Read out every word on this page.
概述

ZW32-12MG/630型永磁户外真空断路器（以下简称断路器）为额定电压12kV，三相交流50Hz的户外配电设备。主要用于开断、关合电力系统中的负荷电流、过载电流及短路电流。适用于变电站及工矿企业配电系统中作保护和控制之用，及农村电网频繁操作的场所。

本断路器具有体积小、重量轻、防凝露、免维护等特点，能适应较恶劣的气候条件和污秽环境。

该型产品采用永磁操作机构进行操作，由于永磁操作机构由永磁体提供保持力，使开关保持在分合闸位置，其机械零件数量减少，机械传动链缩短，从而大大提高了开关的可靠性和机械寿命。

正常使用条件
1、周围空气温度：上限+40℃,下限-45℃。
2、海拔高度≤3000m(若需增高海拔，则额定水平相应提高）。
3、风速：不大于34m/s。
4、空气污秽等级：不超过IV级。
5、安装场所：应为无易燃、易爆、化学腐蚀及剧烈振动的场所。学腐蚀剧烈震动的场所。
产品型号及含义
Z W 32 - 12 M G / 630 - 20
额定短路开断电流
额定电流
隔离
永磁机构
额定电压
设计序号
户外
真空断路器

^^^^

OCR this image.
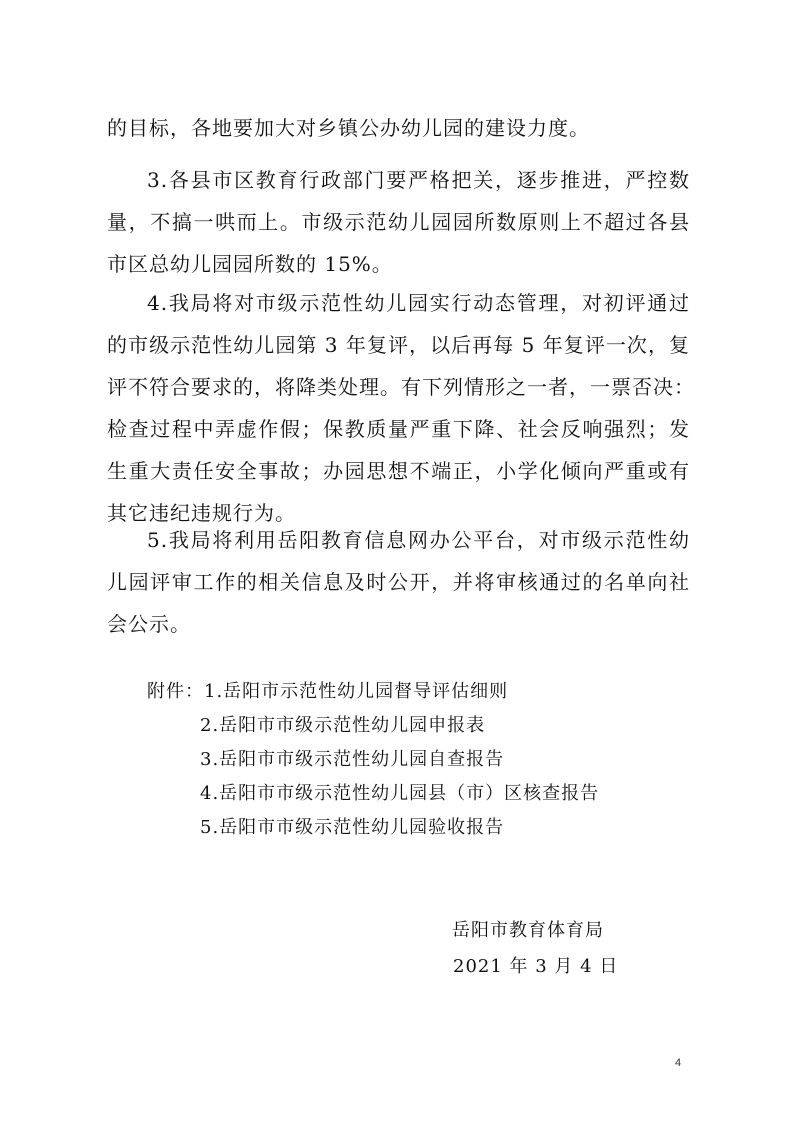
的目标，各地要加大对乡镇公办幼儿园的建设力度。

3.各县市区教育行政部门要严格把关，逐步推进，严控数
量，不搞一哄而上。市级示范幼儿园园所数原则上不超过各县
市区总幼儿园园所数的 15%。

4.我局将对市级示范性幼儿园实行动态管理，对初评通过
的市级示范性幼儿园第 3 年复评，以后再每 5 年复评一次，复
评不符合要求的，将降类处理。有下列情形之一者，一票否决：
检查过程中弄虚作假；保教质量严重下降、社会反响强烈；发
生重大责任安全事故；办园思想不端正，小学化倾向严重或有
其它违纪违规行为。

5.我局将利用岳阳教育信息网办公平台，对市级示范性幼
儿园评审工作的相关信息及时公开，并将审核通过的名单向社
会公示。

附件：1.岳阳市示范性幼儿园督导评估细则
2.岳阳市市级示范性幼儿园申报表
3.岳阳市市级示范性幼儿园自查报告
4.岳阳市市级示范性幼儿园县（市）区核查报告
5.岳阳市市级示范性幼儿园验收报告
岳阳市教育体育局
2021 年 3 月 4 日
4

^^^^

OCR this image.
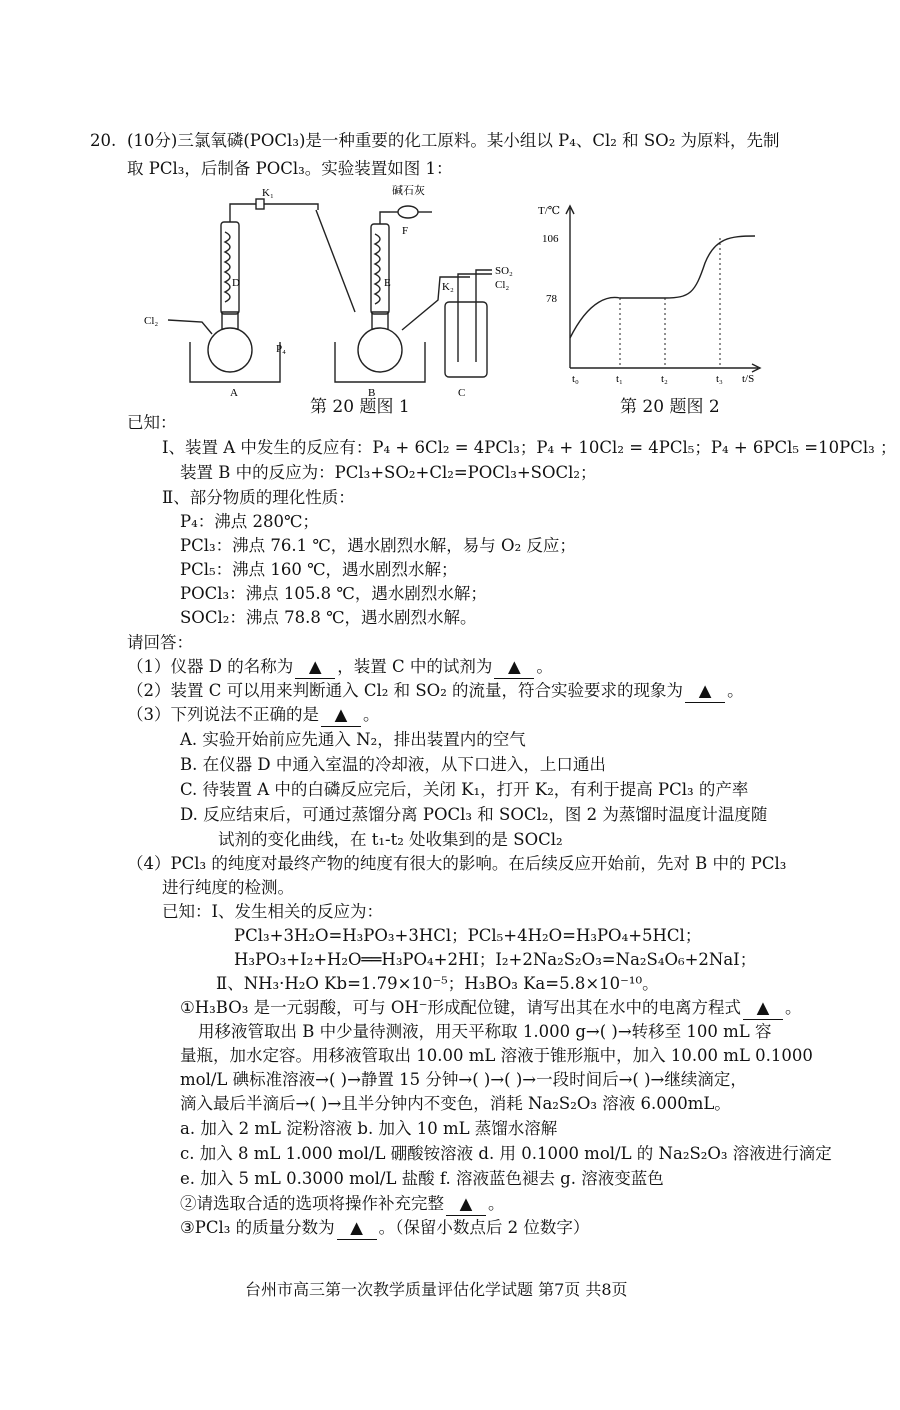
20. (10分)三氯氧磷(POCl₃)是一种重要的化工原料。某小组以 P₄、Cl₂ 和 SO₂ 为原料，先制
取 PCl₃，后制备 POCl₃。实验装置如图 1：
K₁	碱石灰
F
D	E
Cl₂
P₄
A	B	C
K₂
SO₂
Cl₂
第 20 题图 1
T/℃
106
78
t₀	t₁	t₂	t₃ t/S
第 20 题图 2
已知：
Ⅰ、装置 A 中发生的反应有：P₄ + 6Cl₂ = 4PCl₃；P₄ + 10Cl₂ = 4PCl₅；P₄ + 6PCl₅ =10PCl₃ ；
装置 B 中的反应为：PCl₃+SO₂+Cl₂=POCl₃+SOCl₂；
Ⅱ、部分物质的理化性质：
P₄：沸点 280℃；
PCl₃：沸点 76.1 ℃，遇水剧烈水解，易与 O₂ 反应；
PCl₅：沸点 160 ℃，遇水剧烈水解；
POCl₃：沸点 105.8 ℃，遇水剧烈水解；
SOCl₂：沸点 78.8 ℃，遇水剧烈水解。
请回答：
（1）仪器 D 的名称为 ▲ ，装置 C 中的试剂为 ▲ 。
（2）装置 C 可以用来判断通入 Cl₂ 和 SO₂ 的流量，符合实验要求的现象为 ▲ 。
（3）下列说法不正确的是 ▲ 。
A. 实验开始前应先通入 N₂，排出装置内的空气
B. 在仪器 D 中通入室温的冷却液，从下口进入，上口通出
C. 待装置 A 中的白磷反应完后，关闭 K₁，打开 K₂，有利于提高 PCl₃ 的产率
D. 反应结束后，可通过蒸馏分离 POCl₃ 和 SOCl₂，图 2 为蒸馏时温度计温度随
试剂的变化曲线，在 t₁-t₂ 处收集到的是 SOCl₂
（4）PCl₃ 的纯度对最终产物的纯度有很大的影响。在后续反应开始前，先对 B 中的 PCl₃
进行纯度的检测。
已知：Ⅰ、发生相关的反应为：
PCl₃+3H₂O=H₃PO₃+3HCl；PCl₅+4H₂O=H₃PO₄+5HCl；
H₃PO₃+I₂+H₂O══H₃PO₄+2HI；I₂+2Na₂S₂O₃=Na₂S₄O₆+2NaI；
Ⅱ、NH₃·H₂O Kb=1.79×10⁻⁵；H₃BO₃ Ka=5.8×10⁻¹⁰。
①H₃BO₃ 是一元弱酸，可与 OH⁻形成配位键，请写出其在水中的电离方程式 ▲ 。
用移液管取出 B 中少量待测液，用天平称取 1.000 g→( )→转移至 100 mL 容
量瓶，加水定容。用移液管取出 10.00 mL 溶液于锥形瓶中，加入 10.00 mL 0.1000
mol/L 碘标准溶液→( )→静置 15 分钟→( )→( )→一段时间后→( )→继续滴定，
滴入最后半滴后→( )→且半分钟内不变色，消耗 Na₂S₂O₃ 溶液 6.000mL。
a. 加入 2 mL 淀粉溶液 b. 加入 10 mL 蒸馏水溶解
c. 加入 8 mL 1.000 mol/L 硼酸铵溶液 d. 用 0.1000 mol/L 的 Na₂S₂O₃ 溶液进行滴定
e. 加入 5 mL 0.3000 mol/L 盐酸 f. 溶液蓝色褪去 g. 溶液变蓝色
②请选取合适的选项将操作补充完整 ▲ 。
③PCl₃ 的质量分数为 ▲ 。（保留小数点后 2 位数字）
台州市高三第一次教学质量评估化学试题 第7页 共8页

^^^^

*The problem:* Gather each line of the listing that holds the string "POCl₃".

*Final result:*
20. (10分)三氯氧磷(POCl₃)是一种重要的化工原料。某小组以 P₄、Cl₂ 和 SO₂ 为原料，先制
取 PCl₃，后制备 POCl₃。实验装置如图 1：
装置 B 中的反应为：PCl₃+SO₂+Cl₂=POCl₃+SOCl₂；
POCl₃：沸点 105.8 ℃，遇水剧烈水解；
D. 反应结束后，可通过蒸馏分离 POCl₃ 和 SOCl₂，图 2 为蒸馏时温度计温度随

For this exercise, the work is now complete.